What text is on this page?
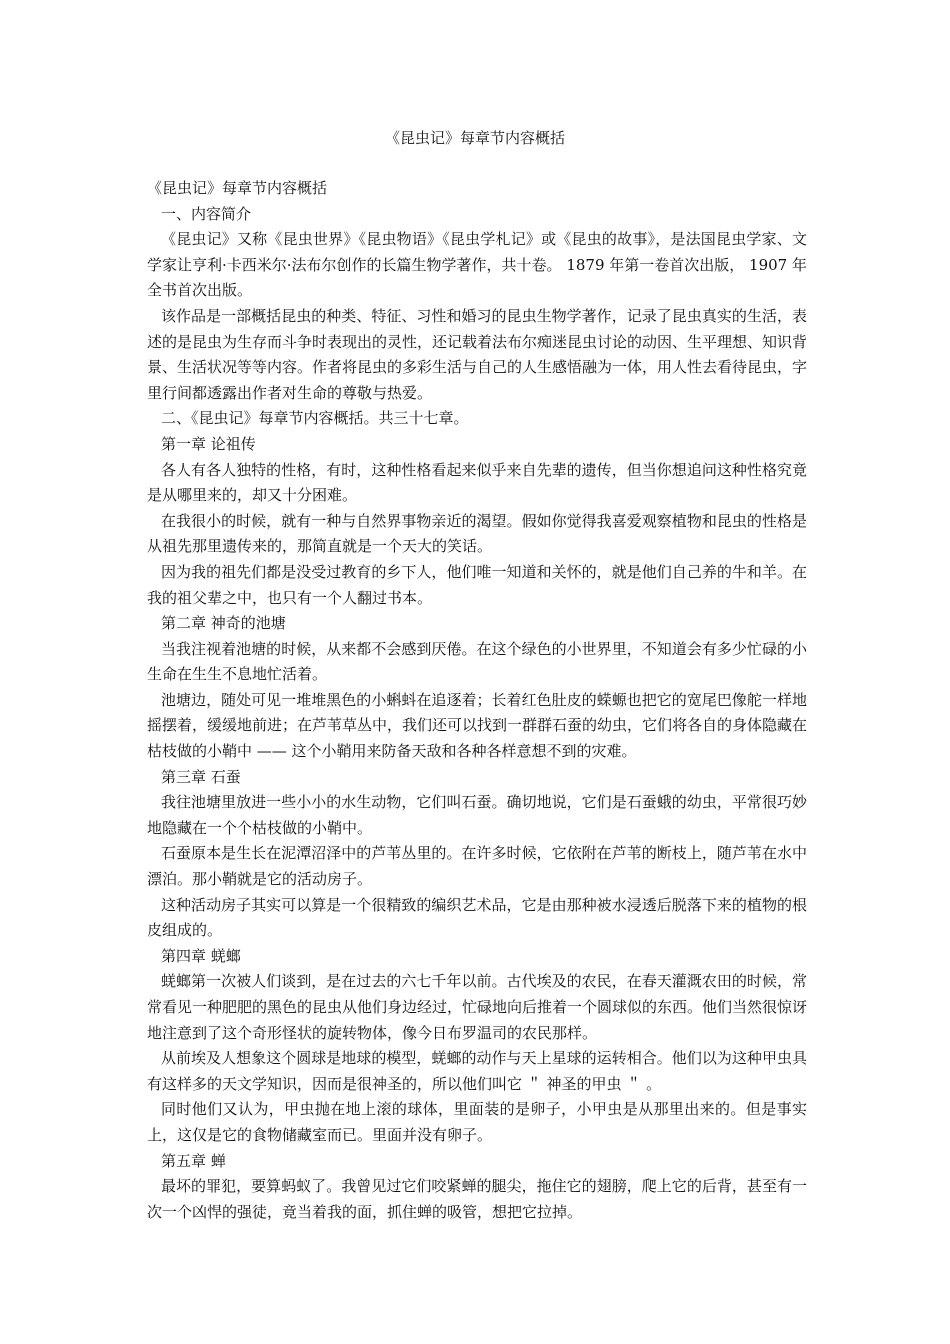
《昆虫记》每章节内容概括

《昆虫记》每章节内容概括

一、内容简介

《昆虫记》又称《昆虫世界》《昆虫物语》《昆虫学札记》或《昆虫的故事》，是法国昆虫学家、文学家让亨利·卡西米尔·法布尔创作的长篇生物学著作，共十卷。 1879 年第一卷首次出版， 1907 年全书首次出版。

该作品是一部概括昆虫的种类、特征、习性和婚习的昆虫生物学著作，记录了昆虫真实的生活，表述的是昆虫为生存而斗争时表现出的灵性，还记载着法布尔痴迷昆虫讨论的动因、生平理想、知识背景、生活状况等等内容。作者将昆虫的多彩生活与自己的人生感悟融为一体，用人性去看待昆虫，字里行间都透露出作者对生命的尊敬与热爱。

二、《昆虫记》每章节内容概括。共三十七章。

第一章 论祖传

各人有各人独特的性格，有时，这种性格看起来似乎来自先辈的遗传，但当你想追问这种性格究竟是从哪里来的，却又十分困难。

在我很小的时候，就有一种与自然界事物亲近的渴望。假如你觉得我喜爱观察植物和昆虫的性格是从祖先那里遗传来的，那简直就是一个天大的笑话。

因为我的祖先们都是没受过教育的乡下人，他们唯一知道和关怀的，就是他们自己养的牛和羊。在我的祖父辈之中，也只有一个人翻过书本。

第二章 神奇的池塘

当我注视着池塘的时候，从来都不会感到厌倦。在这个绿色的小世界里，不知道会有多少忙碌的小生命在生生不息地忙活着。

池塘边，随处可见一堆堆黑色的小蝌蚪在追逐着；长着红色肚皮的蝾螈也把它的宽尾巴像舵一样地摇摆着，缓缓地前进；在芦苇草丛中，我们还可以找到一群群石蚕的幼虫，它们将各自的身体隐藏在枯枝做的小鞘中 —— 这个小鞘用来防备天敌和各种各样意想不到的灾难。

第三章 石蚕

我往池塘里放进一些小小的水生动物，它们叫石蚕。确切地说，它们是石蚕蛾的幼虫，平常很巧妙地隐藏在一个个枯枝做的小鞘中。

石蚕原本是生长在泥潭沼泽中的芦苇丛里的。在许多时候，它依附在芦苇的断枝上，随芦苇在水中漂泊。那小鞘就是它的活动房子。

这种活动房子其实可以算是一个很精致的编织艺术品，它是由那种被水浸透后脱落下来的植物的根皮组成的。

第四章 蜣螂

蜣螂第一次被人们谈到，是在过去的六七千年以前。古代埃及的农民，在春天灌溉农田的时候，常常看见一种肥肥的黑色的昆虫从他们身边经过，忙碌地向后推着一个圆球似的东西。他们当然很惊讶地注意到了这个奇形怪状的旋转物体，像今日布罗温司的农民那样。

从前埃及人想象这个圆球是地球的模型，蜣螂的动作与天上星球的运转相合。他们以为这种甲虫具有这样多的天文学知识，因而是很神圣的，所以他们叫它 ＂ 神圣的甲虫 ＂ 。

同时他们又认为，甲虫抛在地上滚的球体，里面装的是卵子，小甲虫是从那里出来的。但是事实上，这仅是它的食物储藏室而已。里面并没有卵子。

第五章 蝉

最坏的罪犯，要算蚂蚁了。我曾见过它们咬紧蝉的腿尖，拖住它的翅膀，爬上它的后背，甚至有一次一个凶悍的强徒，竟当着我的面，抓住蝉的吸管，想把它拉掉。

_Task prompt_. Copy out the records above in full, exactly as written, but not the pictures.

_The result_.
What text is on this page?
《昆虫记》每章节内容概括

《昆虫记》每章节内容概括

一、内容简介

《昆虫记》又称《昆虫世界》《昆虫物语》《昆虫学札记》或《昆虫的故事》，是法国昆虫学家、文学家让亨利·卡西米尔·法布尔创作的长篇生物学著作，共十卷。 1879 年第一卷首次出版， 1907 年全书首次出版。

该作品是一部概括昆虫的种类、特征、习性和婚习的昆虫生物学著作，记录了昆虫真实的生活，表述的是昆虫为生存而斗争时表现出的灵性，还记载着法布尔痴迷昆虫讨论的动因、生平理想、知识背景、生活状况等等内容。作者将昆虫的多彩生活与自己的人生感悟融为一体，用人性去看待昆虫，字里行间都透露出作者对生命的尊敬与热爱。

二、《昆虫记》每章节内容概括。共三十七章。

第一章 论祖传

各人有各人独特的性格，有时，这种性格看起来似乎来自先辈的遗传，但当你想追问这种性格究竟是从哪里来的，却又十分困难。

在我很小的时候，就有一种与自然界事物亲近的渴望。假如你觉得我喜爱观察植物和昆虫的性格是从祖先那里遗传来的，那简直就是一个天大的笑话。

因为我的祖先们都是没受过教育的乡下人，他们唯一知道和关怀的，就是他们自己养的牛和羊。在我的祖父辈之中，也只有一个人翻过书本。

第二章 神奇的池塘

当我注视着池塘的时候，从来都不会感到厌倦。在这个绿色的小世界里，不知道会有多少忙碌的小生命在生生不息地忙活着。

池塘边，随处可见一堆堆黑色的小蝌蚪在追逐着；长着红色肚皮的蝾螈也把它的宽尾巴像舵一样地摇摆着，缓缓地前进；在芦苇草丛中，我们还可以找到一群群石蚕的幼虫，它们将各自的身体隐藏在枯枝做的小鞘中 —— 这个小鞘用来防备天敌和各种各样意想不到的灾难。

第三章 石蚕

我往池塘里放进一些小小的水生动物，它们叫石蚕。确切地说，它们是石蚕蛾的幼虫，平常很巧妙地隐藏在一个个枯枝做的小鞘中。

石蚕原本是生长在泥潭沼泽中的芦苇丛里的。在许多时候，它依附在芦苇的断枝上，随芦苇在水中漂泊。那小鞘就是它的活动房子。

这种活动房子其实可以算是一个很精致的编织艺术品，它是由那种被水浸透后脱落下来的植物的根皮组成的。

第四章 蜣螂

蜣螂第一次被人们谈到，是在过去的六七千年以前。古代埃及的农民，在春天灌溉农田的时候，常常看见一种肥肥的黑色的昆虫从他们身边经过，忙碌地向后推着一个圆球似的东西。他们当然很惊讶地注意到了这个奇形怪状的旋转物体，像今日布罗温司的农民那样。

从前埃及人想象这个圆球是地球的模型，蜣螂的动作与天上星球的运转相合。他们以为这种甲虫具有这样多的天文学知识，因而是很神圣的，所以他们叫它 ＂ 神圣的甲虫 ＂ 。

同时他们又认为，甲虫抛在地上滚的球体，里面装的是卵子，小甲虫是从那里出来的。但是事实上，这仅是它的食物储藏室而已。里面并没有卵子。

第五章 蝉

最坏的罪犯，要算蚂蚁了。我曾见过它们咬紧蝉的腿尖，拖住它的翅膀，爬上它的后背，甚至有一次一个凶悍的强徒，竟当着我的面，抓住蝉的吸管，想把它拉掉。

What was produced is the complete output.